Your objective »
Output the data below in full, character for character.
-- -- --
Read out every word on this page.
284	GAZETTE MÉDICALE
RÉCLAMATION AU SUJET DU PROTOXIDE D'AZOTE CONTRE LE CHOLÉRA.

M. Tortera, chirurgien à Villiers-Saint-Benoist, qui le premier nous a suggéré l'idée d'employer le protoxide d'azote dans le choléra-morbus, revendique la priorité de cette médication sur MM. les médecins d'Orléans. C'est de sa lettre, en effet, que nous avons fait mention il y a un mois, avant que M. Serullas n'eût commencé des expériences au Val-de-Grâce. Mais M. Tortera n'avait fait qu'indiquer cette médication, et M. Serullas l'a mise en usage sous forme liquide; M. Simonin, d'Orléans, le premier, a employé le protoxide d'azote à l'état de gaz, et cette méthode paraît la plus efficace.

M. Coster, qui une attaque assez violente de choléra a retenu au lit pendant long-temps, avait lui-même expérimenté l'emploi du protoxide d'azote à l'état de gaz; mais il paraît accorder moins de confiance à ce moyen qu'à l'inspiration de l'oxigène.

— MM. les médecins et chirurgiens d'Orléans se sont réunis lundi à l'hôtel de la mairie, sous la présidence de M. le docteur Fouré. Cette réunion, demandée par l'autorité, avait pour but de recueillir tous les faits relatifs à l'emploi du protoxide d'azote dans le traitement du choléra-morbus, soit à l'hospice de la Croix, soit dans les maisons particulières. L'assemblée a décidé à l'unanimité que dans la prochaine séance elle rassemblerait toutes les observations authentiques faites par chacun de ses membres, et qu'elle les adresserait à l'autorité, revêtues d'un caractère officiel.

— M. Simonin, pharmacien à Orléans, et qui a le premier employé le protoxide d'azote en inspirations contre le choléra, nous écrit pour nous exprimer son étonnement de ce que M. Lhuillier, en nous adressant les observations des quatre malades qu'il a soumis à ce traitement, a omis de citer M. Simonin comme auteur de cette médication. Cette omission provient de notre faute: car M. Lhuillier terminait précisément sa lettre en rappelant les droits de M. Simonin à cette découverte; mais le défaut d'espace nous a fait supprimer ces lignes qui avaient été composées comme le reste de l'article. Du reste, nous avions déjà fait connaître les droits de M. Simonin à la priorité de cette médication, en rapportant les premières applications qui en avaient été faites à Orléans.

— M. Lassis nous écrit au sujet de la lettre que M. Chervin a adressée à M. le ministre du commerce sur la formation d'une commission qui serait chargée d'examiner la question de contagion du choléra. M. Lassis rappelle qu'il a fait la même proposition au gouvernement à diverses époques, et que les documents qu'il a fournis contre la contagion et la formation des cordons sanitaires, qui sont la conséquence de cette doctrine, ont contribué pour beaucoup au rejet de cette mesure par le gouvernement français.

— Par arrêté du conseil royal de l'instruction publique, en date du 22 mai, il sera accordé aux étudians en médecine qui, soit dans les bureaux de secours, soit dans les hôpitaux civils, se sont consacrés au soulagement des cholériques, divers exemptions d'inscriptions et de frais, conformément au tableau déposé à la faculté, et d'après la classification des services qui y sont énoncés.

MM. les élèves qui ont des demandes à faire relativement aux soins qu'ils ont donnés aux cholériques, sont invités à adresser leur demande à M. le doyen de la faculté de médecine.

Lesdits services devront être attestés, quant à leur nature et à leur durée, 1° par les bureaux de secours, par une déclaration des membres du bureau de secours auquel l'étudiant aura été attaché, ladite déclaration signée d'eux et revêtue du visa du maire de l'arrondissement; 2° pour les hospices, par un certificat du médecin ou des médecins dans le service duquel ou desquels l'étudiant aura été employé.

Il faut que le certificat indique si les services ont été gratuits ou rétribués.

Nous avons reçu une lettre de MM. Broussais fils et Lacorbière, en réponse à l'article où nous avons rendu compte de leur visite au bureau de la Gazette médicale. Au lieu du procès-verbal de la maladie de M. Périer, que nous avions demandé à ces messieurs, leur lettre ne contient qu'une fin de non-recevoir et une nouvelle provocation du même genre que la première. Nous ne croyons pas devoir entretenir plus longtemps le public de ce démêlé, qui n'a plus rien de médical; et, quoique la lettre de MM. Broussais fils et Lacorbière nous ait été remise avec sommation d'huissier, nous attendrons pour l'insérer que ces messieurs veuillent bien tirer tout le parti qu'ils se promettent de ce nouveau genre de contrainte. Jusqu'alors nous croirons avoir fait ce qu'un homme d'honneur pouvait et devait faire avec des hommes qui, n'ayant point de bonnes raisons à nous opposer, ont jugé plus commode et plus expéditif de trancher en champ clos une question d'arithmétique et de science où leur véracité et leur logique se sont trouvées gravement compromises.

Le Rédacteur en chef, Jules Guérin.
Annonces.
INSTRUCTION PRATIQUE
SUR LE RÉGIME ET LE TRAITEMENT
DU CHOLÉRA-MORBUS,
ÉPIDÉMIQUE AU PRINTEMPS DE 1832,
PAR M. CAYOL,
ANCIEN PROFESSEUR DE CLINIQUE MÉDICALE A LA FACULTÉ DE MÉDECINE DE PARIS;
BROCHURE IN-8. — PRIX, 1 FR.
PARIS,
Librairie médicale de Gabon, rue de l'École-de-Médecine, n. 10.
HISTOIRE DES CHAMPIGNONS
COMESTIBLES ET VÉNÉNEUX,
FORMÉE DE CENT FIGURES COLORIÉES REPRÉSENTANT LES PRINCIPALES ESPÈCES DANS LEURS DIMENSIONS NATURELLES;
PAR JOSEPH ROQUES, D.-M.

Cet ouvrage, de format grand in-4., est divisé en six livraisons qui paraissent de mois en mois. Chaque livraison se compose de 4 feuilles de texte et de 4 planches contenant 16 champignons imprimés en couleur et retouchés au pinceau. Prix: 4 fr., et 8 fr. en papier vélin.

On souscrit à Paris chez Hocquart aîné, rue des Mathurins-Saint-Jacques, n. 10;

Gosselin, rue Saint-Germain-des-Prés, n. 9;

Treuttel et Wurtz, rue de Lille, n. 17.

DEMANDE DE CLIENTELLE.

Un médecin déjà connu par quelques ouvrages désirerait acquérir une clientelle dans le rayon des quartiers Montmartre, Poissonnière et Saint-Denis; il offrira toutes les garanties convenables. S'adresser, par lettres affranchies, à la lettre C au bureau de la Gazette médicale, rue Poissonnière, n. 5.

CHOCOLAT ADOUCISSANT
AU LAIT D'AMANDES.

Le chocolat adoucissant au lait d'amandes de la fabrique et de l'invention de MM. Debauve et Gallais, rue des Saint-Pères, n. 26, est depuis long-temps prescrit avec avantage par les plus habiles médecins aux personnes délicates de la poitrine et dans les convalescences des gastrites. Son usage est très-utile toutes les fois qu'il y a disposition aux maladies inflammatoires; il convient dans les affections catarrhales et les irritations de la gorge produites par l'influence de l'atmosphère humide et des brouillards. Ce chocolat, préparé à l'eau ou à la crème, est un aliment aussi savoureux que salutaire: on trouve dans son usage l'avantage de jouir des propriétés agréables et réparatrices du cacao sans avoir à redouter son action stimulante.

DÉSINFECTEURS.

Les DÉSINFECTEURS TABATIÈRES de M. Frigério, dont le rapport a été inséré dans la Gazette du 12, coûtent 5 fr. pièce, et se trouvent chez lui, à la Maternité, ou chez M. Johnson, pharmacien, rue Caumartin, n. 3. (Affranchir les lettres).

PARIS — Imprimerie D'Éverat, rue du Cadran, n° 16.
-- -- --
Result »
Read out every word on this page.
284	GAZETTE MÉDICALE
RÉCLAMATION AU SUJET DU PROTOXIDE D'AZOTE CONTRE LE CHOLÉRA.

M. Tortera, chirurgien à Villiers-Saint-Benoist, qui le premier nous a suggéré l'idée d'employer le protoxide d'azote dans le choléra-morbus, revendique la priorité de cette médication sur MM. les médecins d'Orléans. C'est de sa lettre, en effet, que nous avons fait mention il y a un mois, avant que M. Serullas n'eût commencé des expériences au Val-de-Grâce. Mais M. Tortera n'avait fait qu'indiquer cette médication, et M. Serullas l'a mise en usage sous forme liquide; M. Simonin, d'Orléans, le premier, a employé le protoxide d'azote à l'état de gaz, et cette méthode paraît la plus efficace.

M. Coster, qui une attaque assez violente de choléra a retenu au lit pendant long-temps, avait lui-même expérimenté l'emploi du protoxide d'azote à l'état de gaz; mais il paraît accorder moins de confiance à ce moyen qu'à l'inspiration de l'oxigène.

— MM. les médecins et chirurgiens d'Orléans se sont réunis lundi à l'hôtel de la mairie, sous la présidence de M. le docteur Fouré. Cette réunion, demandée par l'autorité, avait pour but de recueillir tous les faits relatifs à l'emploi du protoxide d'azote dans le traitement du choléra-morbus, soit à l'hospice de la Croix, soit dans les maisons particulières. L'assemblée a décidé à l'unanimité que dans la prochaine séance elle rassemblerait toutes les observations authentiques faites par chacun de ses membres, et qu'elle les adresserait à l'autorité, revêtues d'un caractère officiel.

— M. Simonin, pharmacien à Orléans, et qui a le premier employé le protoxide d'azote en inspirations contre le choléra, nous écrit pour nous exprimer son étonnement de ce que M. Lhuillier, en nous adressant les observations des quatre malades qu'il a soumis à ce traitement, a omis de citer M. Simonin comme auteur de cette médication. Cette omission provient de notre faute: car M. Lhuillier terminait précisément sa lettre en rappelant les droits de M. Simonin à cette découverte; mais le défaut d'espace nous a fait supprimer ces lignes qui avaient été composées comme le reste de l'article. Du reste, nous avions déjà fait connaître les droits de M. Simonin à la priorité de cette médication, en rapportant les premières applications qui en avaient été faites à Orléans.

— M. Lassis nous écrit au sujet de la lettre que M. Chervin a adressée à M. le ministre du commerce sur la formation d'une commission qui serait chargée d'examiner la question de contagion du choléra. M. Lassis rappelle qu'il a fait la même proposition au gouvernement à diverses époques, et que les documents qu'il a fournis contre la contagion et la formation des cordons sanitaires, qui sont la conséquence de cette doctrine, ont contribué pour beaucoup au rejet de cette mesure par le gouvernement français.

— Par arrêté du conseil royal de l'instruction publique, en date du 22 mai, il sera accordé aux étudians en médecine qui, soit dans les bureaux de secours, soit dans les hôpitaux civils, se sont consacrés au soulagement des cholériques, divers exemptions d'inscriptions et de frais, conformément au tableau déposé à la faculté, et d'après la classification des services qui y sont énoncés.

MM. les élèves qui ont des demandes à faire relativement aux soins qu'ils ont donnés aux cholériques, sont invités à adresser leur demande à M. le doyen de la faculté de médecine.

Lesdits services devront être attestés, quant à leur nature et à leur durée, 1° par les bureaux de secours, par une déclaration des membres du bureau de secours auquel l'étudiant aura été attaché, ladite déclaration signée d'eux et revêtue du visa du maire de l'arrondissement; 2° pour les hospices, par un certificat du médecin ou des médecins dans le service duquel ou desquels l'étudiant aura été employé.

Il faut que le certificat indique si les services ont été gratuits ou rétribués.

Nous avons reçu une lettre de MM. Broussais fils et Lacorbière, en réponse à l'article où nous avons rendu compte de leur visite au bureau de la Gazette médicale. Au lieu du procès-verbal de la maladie de M. Périer, que nous avions demandé à ces messieurs, leur lettre ne contient qu'une fin de non-recevoir et une nouvelle provocation du même genre que la première. Nous ne croyons pas devoir entretenir plus longtemps le public de ce démêlé, qui n'a plus rien de médical; et, quoique la lettre de MM. Broussais fils et Lacorbière nous ait été remise avec sommation d'huissier, nous attendrons pour l'insérer que ces messieurs veuillent bien tirer tout le parti qu'ils se promettent de ce nouveau genre de contrainte. Jusqu'alors nous croirons avoir fait ce qu'un homme d'honneur pouvait et devait faire avec des hommes qui, n'ayant point de bonnes raisons à nous opposer, ont jugé plus commode et plus expéditif de trancher en champ clos une question d'arithmétique et de science où leur véracité et leur logique se sont trouvées gravement compromises.

Le Rédacteur en chef, Jules Guérin.
Annonces.
INSTRUCTION PRATIQUE
SUR LE RÉGIME ET LE TRAITEMENT
DU CHOLÉRA-MORBUS,
ÉPIDÉMIQUE AU PRINTEMPS DE 1832,
PAR M. CAYOL,
ANCIEN PROFESSEUR DE CLINIQUE MÉDICALE A LA FACULTÉ DE MÉDECINE DE PARIS;
BROCHURE IN-8. — PRIX, 1 FR.
PARIS,
Librairie médicale de Gabon, rue de l'École-de-Médecine, n. 10.
HISTOIRE DES CHAMPIGNONS
COMESTIBLES ET VÉNÉNEUX,
FORMÉE DE CENT FIGURES COLORIÉES REPRÉSENTANT LES PRINCIPALES ESPÈCES DANS LEURS DIMENSIONS NATURELLES;
PAR JOSEPH ROQUES, D.-M.

Cet ouvrage, de format grand in-4., est divisé en six livraisons qui paraissent de mois en mois. Chaque livraison se compose de 4 feuilles de texte et de 4 planches contenant 16 champignons imprimés en couleur et retouchés au pinceau. Prix: 4 fr., et 8 fr. en papier vélin.

On souscrit à Paris chez Hocquart aîné, rue des Mathurins-Saint-Jacques, n. 10;

Gosselin, rue Saint-Germain-des-Prés, n. 9;

Treuttel et Wurtz, rue de Lille, n. 17.

DEMANDE DE CLIENTELLE.

Un médecin déjà connu par quelques ouvrages désirerait acquérir une clientelle dans le rayon des quartiers Montmartre, Poissonnière et Saint-Denis; il offrira toutes les garanties convenables. S'adresser, par lettres affranchies, à la lettre C au bureau de la Gazette médicale, rue Poissonnière, n. 5.

CHOCOLAT ADOUCISSANT
AU LAIT D'AMANDES.

Le chocolat adoucissant au lait d'amandes de la fabrique et de l'invention de MM. Debauve et Gallais, rue des Saint-Pères, n. 26, est depuis long-temps prescrit avec avantage par les plus habiles médecins aux personnes délicates de la poitrine et dans les convalescences des gastrites. Son usage est très-utile toutes les fois qu'il y a disposition aux maladies inflammatoires; il convient dans les affections catarrhales et les irritations de la gorge produites par l'influence de l'atmosphère humide et des brouillards. Ce chocolat, préparé à l'eau ou à la crème, est un aliment aussi savoureux que salutaire: on trouve dans son usage l'avantage de jouir des propriétés agréables et réparatrices du cacao sans avoir à redouter son action stimulante.

DÉSINFECTEURS.

Les DÉSINFECTEURS TABATIÈRES de M. Frigério, dont le rapport a été inséré dans la Gazette du 12, coûtent 5 fr. pièce, et se trouvent chez lui, à la Maternité, ou chez M. Johnson, pharmacien, rue Caumartin, n. 3. (Affranchir les lettres).

PARIS — Imprimerie D'Éverat, rue du Cadran, n° 16.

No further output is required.